### [Instructions to follow]
Count every line that has "国家卫生健康委人才交流服务中心" in it and give the total, nothing more.

### [Dataset rows]
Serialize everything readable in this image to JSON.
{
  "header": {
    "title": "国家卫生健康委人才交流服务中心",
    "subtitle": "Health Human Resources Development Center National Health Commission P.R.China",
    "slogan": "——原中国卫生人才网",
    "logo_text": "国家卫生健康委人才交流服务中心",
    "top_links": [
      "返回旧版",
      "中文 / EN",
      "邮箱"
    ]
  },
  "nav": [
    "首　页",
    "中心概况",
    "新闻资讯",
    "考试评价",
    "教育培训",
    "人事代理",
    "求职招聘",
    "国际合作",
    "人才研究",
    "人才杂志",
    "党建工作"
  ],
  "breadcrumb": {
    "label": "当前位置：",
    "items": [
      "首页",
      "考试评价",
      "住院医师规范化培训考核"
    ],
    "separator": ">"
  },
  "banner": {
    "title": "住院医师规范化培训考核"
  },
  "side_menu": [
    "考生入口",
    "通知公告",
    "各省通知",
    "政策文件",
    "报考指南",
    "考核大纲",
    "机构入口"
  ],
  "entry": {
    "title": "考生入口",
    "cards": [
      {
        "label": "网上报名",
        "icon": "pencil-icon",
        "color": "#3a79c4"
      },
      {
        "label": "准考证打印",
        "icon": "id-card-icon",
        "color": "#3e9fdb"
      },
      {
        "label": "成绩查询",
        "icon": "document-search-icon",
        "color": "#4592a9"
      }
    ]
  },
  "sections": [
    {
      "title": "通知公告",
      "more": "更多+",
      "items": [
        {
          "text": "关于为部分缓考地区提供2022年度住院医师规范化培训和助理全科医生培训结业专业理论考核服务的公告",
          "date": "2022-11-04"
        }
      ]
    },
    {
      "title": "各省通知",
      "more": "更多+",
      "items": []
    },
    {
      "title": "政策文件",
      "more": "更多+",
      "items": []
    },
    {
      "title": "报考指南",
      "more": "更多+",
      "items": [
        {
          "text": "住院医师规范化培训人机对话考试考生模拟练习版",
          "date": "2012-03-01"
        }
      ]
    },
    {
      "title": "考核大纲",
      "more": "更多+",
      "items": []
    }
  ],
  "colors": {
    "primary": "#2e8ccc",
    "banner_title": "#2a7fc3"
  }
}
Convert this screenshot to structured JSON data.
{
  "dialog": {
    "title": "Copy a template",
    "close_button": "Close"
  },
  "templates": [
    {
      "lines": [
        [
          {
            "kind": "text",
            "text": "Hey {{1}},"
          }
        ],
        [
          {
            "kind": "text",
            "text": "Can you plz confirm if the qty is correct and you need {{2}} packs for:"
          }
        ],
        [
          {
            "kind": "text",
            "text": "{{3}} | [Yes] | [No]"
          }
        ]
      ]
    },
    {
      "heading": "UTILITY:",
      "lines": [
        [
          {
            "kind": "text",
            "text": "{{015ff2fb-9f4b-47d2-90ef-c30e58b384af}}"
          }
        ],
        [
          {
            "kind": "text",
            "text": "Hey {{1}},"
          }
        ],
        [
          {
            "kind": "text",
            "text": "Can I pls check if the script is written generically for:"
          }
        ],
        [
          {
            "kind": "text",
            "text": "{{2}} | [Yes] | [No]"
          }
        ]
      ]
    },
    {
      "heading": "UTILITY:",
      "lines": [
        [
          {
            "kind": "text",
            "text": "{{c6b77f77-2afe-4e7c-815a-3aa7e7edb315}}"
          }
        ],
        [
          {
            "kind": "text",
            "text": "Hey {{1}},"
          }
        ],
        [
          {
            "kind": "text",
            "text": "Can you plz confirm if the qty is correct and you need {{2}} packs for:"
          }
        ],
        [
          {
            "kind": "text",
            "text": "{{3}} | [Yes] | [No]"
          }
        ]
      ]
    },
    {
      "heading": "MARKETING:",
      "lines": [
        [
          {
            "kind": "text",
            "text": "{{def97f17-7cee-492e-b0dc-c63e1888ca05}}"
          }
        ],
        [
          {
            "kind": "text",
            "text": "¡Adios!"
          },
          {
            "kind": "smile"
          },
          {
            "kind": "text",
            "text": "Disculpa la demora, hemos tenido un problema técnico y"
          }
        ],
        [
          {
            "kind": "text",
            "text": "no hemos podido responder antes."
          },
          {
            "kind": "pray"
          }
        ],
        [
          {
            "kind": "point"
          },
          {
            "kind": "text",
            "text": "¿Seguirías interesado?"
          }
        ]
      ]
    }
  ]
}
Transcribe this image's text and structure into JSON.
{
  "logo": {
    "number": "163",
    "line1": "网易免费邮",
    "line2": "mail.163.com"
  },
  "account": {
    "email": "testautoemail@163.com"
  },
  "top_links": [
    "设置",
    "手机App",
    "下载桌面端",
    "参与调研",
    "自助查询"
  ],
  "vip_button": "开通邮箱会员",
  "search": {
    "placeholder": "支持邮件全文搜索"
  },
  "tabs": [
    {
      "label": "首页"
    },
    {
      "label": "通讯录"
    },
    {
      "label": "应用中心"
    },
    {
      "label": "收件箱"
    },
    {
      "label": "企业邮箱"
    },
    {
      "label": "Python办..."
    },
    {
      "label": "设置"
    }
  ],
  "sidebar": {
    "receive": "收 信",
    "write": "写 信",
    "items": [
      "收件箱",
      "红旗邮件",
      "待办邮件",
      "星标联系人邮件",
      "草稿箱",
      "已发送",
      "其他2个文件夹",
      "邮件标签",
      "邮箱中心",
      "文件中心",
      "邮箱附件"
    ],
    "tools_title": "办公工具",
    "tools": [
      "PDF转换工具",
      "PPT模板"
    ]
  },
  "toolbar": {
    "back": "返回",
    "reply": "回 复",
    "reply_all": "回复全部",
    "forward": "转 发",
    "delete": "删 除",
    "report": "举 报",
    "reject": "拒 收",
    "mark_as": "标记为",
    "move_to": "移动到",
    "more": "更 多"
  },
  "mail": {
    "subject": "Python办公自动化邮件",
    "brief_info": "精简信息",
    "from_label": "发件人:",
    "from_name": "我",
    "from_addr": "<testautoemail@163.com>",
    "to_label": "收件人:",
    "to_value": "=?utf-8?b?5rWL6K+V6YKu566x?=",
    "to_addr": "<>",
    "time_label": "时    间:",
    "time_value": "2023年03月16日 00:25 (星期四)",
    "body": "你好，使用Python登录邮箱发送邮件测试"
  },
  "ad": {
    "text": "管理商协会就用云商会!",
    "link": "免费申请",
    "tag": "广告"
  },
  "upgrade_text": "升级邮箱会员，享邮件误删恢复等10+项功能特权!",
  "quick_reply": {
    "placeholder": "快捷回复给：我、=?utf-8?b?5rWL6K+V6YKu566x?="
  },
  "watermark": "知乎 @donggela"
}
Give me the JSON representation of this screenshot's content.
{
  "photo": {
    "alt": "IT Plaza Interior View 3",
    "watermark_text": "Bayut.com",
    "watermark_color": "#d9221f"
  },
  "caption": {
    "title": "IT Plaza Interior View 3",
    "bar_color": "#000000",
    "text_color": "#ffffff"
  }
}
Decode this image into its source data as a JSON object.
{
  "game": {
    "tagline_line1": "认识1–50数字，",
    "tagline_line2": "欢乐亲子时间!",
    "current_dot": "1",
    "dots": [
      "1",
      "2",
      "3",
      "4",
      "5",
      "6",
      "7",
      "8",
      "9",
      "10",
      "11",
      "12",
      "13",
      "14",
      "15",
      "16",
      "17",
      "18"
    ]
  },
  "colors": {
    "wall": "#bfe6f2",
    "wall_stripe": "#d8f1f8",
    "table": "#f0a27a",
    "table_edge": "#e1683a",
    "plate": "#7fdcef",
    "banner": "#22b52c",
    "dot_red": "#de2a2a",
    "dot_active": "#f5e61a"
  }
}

### [The result]
2